▸ **Problem details**
Determine how many lines in the entries below include "SURFACE". The reply should be that number and nothing else.

+ + + + +

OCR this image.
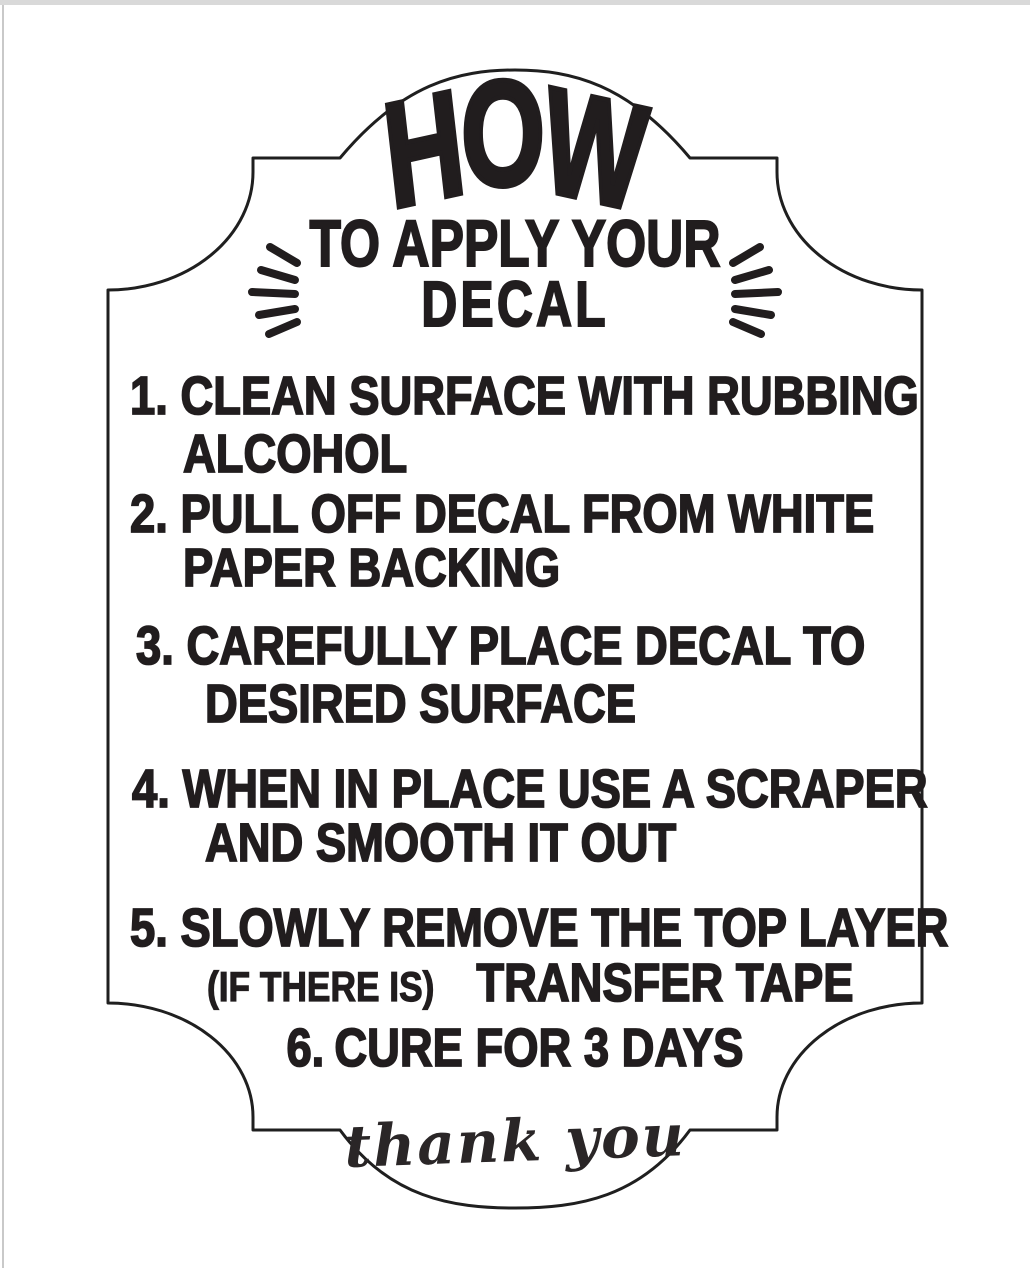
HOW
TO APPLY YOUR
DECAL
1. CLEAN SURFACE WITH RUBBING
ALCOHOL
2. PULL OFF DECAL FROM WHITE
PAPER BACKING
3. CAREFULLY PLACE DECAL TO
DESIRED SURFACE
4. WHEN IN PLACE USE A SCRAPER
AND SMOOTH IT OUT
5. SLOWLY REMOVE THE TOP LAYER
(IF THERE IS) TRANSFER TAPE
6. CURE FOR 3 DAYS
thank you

+ + + + +

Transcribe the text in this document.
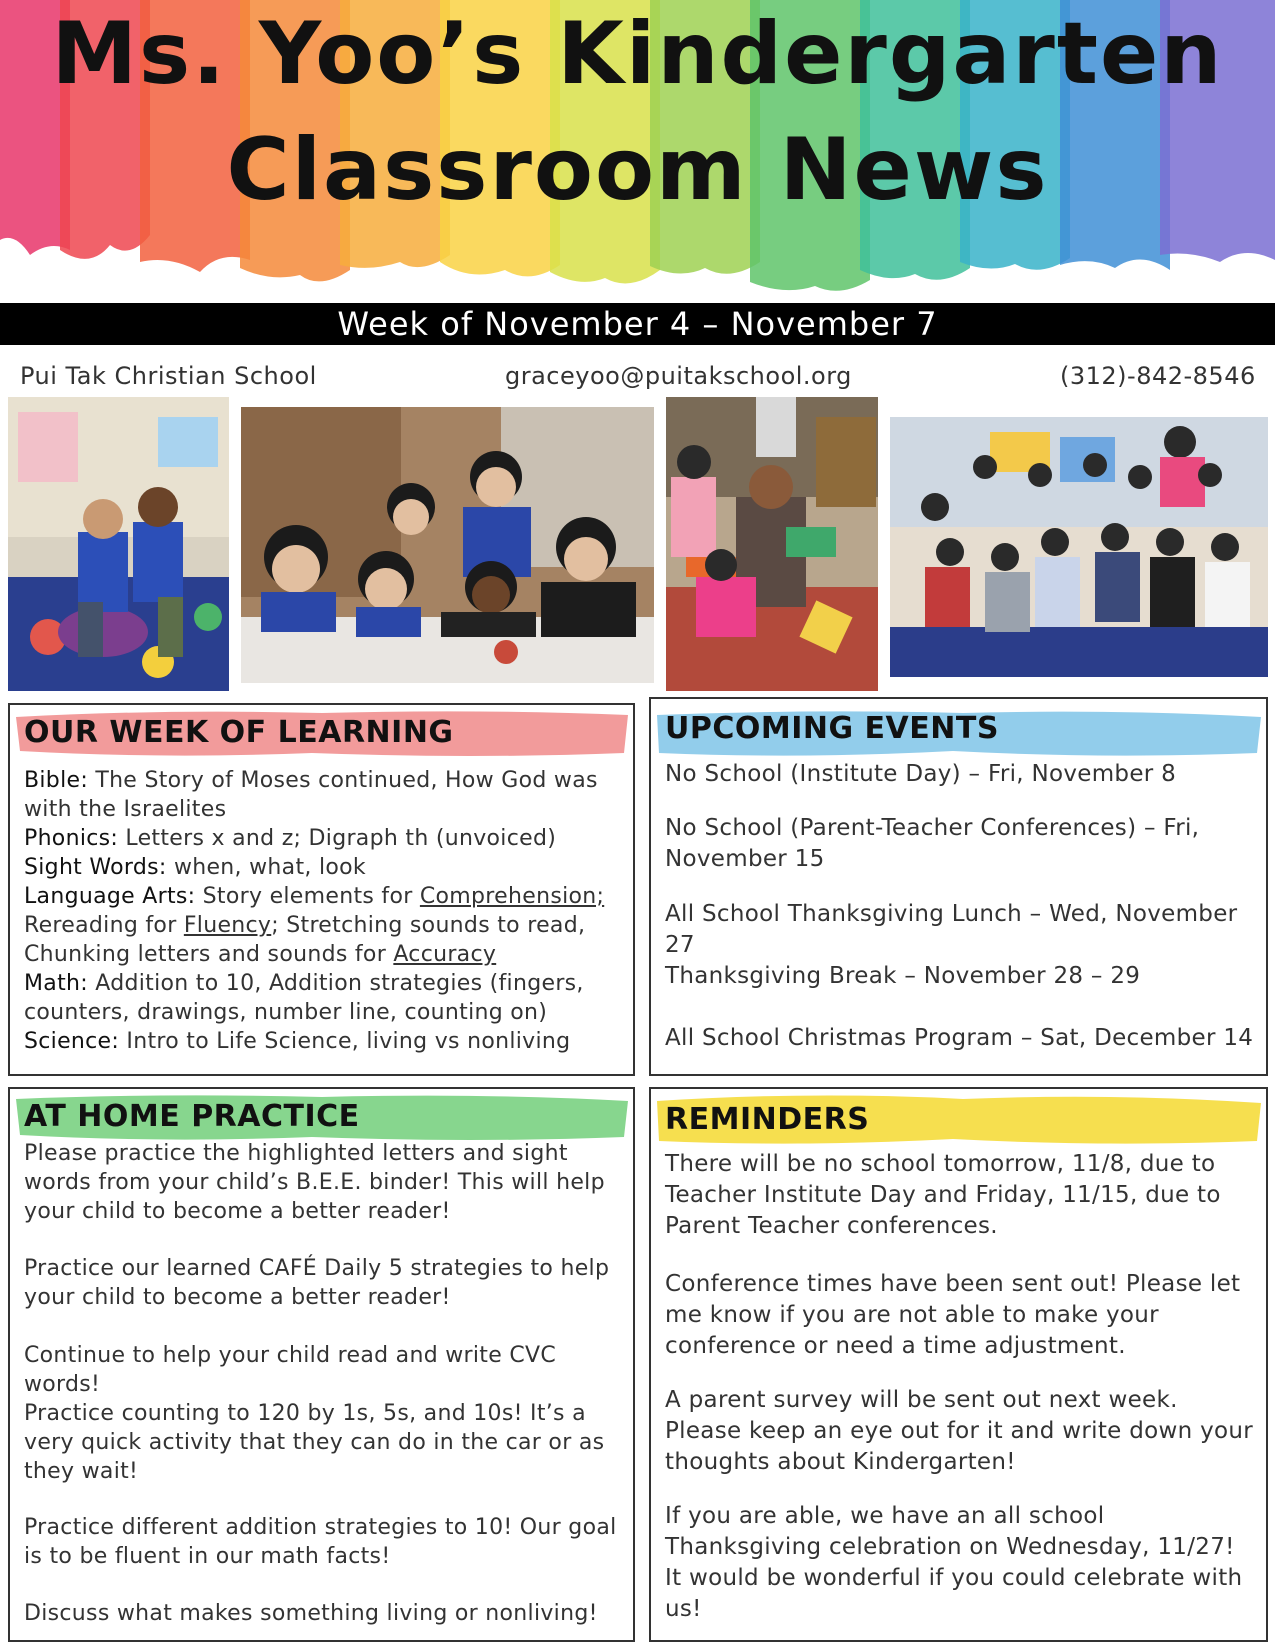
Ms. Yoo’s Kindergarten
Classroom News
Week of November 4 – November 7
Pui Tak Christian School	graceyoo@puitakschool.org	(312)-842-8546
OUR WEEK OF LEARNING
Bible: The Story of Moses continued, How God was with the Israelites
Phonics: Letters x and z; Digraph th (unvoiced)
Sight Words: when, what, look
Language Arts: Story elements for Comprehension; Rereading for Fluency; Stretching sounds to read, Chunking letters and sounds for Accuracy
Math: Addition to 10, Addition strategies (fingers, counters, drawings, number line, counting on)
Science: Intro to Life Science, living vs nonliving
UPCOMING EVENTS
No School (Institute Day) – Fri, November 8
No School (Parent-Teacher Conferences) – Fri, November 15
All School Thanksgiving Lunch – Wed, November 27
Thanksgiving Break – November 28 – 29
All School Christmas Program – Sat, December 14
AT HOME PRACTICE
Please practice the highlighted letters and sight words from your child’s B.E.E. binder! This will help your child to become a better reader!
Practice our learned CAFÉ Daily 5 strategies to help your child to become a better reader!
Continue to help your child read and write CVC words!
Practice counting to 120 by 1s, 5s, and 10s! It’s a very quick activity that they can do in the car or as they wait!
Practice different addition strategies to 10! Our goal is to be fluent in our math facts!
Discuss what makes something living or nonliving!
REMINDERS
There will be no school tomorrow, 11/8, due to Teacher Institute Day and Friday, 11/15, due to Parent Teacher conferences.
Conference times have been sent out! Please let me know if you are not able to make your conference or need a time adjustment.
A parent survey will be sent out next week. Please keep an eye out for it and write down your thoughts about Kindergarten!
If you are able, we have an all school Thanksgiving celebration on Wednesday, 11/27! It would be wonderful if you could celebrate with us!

+ + + + +

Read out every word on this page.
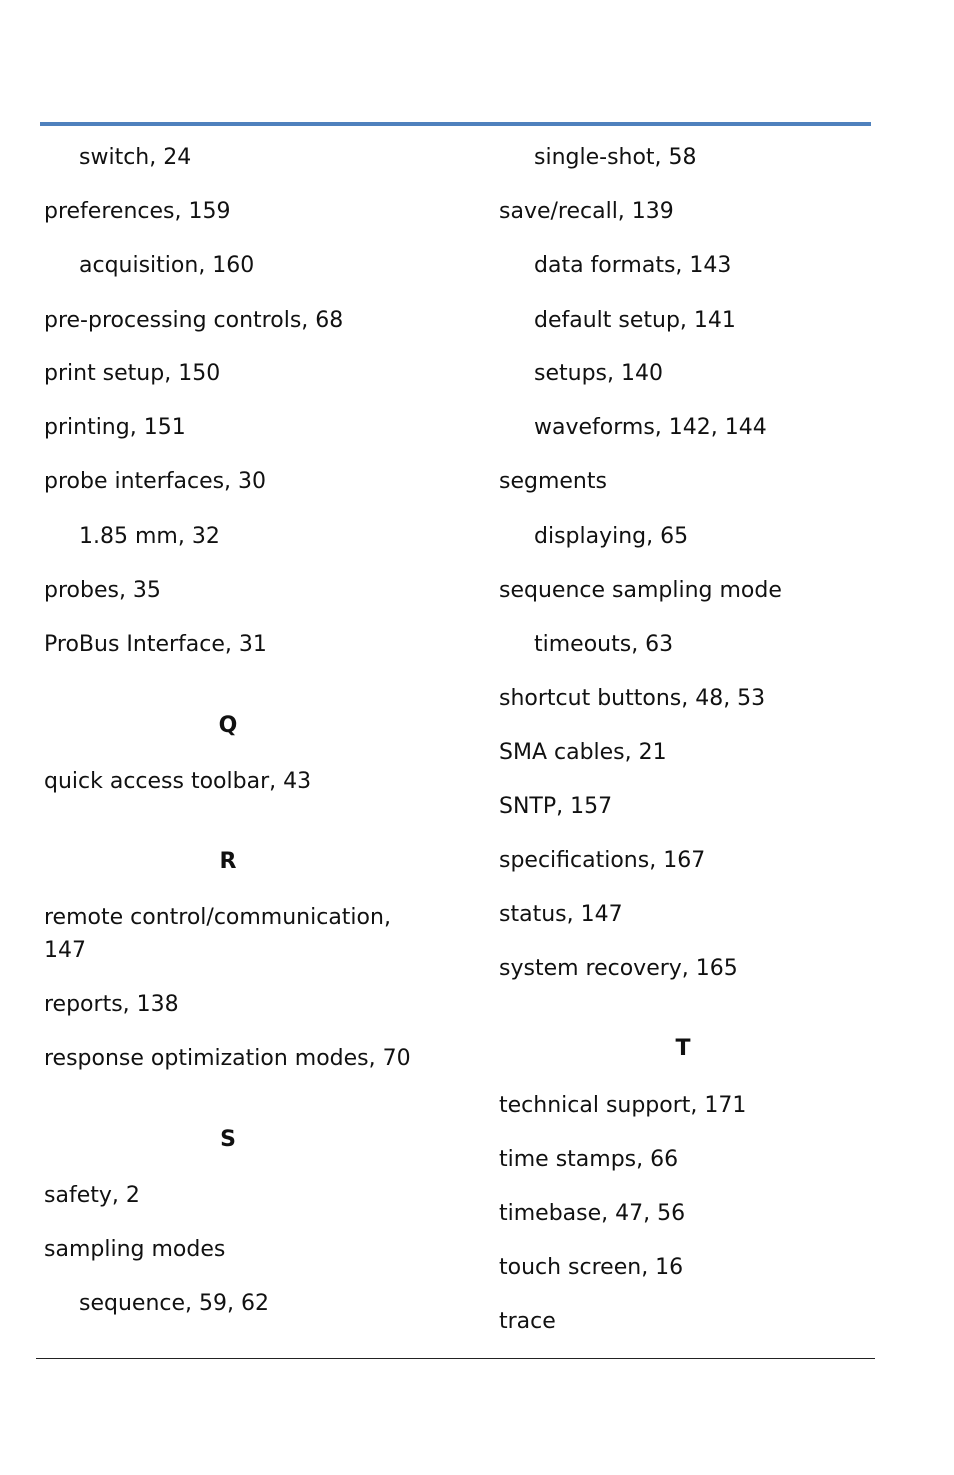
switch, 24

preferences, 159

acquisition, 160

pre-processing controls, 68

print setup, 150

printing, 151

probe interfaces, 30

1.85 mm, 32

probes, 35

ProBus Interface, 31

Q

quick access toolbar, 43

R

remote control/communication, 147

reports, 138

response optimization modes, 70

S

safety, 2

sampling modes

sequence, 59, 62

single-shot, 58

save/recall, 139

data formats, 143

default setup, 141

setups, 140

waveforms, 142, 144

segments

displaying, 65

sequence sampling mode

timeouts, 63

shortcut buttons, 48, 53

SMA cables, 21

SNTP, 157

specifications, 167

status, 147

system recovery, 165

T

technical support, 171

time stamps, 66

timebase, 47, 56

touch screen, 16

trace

+ + + + +

▸ **Completed task**
2